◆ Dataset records
↓
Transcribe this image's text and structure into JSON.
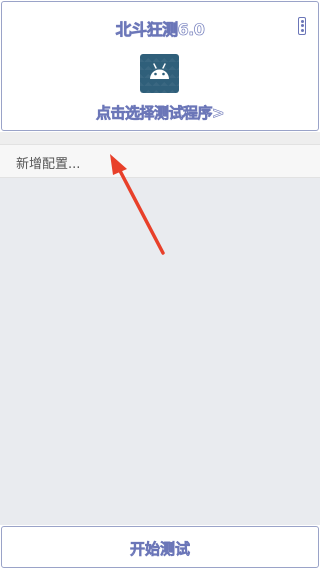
{
  "header": {
    "title": "北斗狂测6.0",
    "select_app_label": "点击选择测试程序>",
    "app_icon": "android-icon",
    "menu_icon": "more-vertical-icon"
  },
  "main": {
    "add_config_label": "新增配置..."
  },
  "footer": {
    "start_test_label": "开始测试"
  },
  "colors": {
    "outline_text": "#6b76b8",
    "panel_border": "#9aa3c8",
    "main_background": "#e9ebef",
    "icon_background": "#2f5f7a",
    "annotation_arrow": "#e8402a"
  }
}
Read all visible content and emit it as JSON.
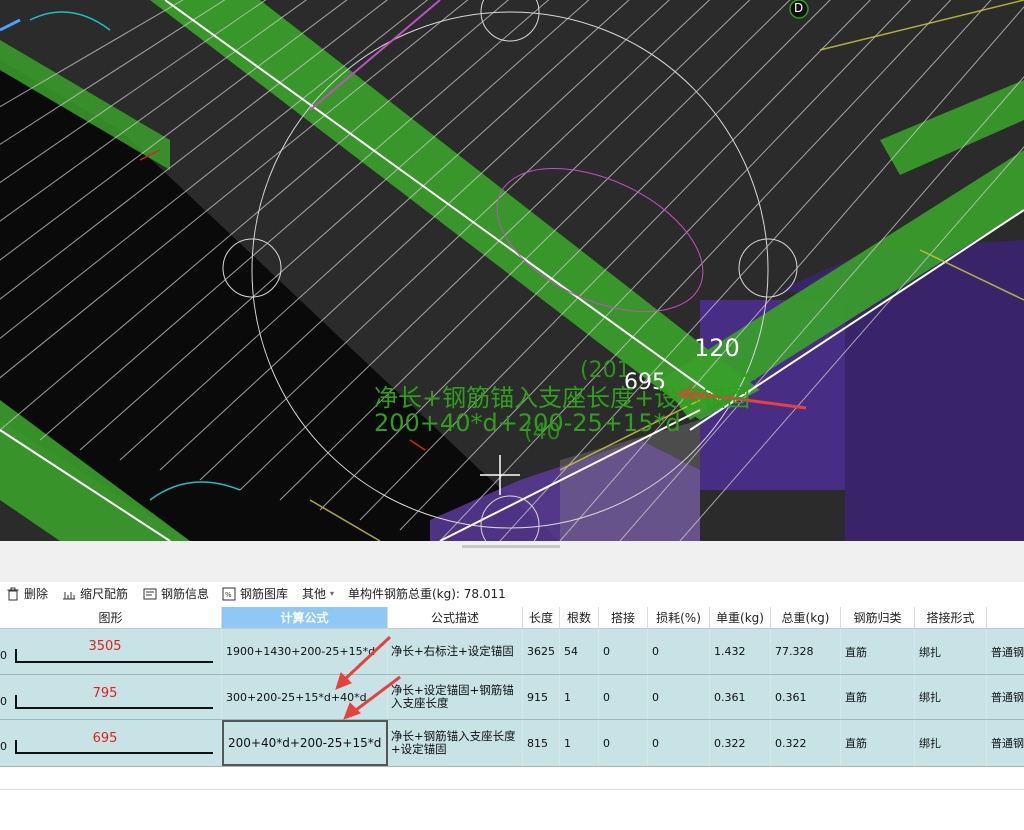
↑
Reproduce the listing exactly. Leave its pictures out.

◆ Full response
Transcribe this image's text and structure into JSON.
{
  "header": {
    "title": "北斗狂测6.0",
    "select_app_label": "点击选择测试程序>",
    "app_icon": "android-icon",
    "menu_icon": "more-vertical-icon"
  },
  "main": {
    "add_config_label": "新增配置..."
  },
  "footer": {
    "start_test_label": "开始测试"
  },
  "colors": {
    "outline_text": "#6b76b8",
    "panel_border": "#9aa3c8",
    "main_background": "#e9ebef",
    "icon_background": "#2f5f7a",
    "annotation_arrow": "#e8402a"
  }
}
Read all visible content and emit it as JSON.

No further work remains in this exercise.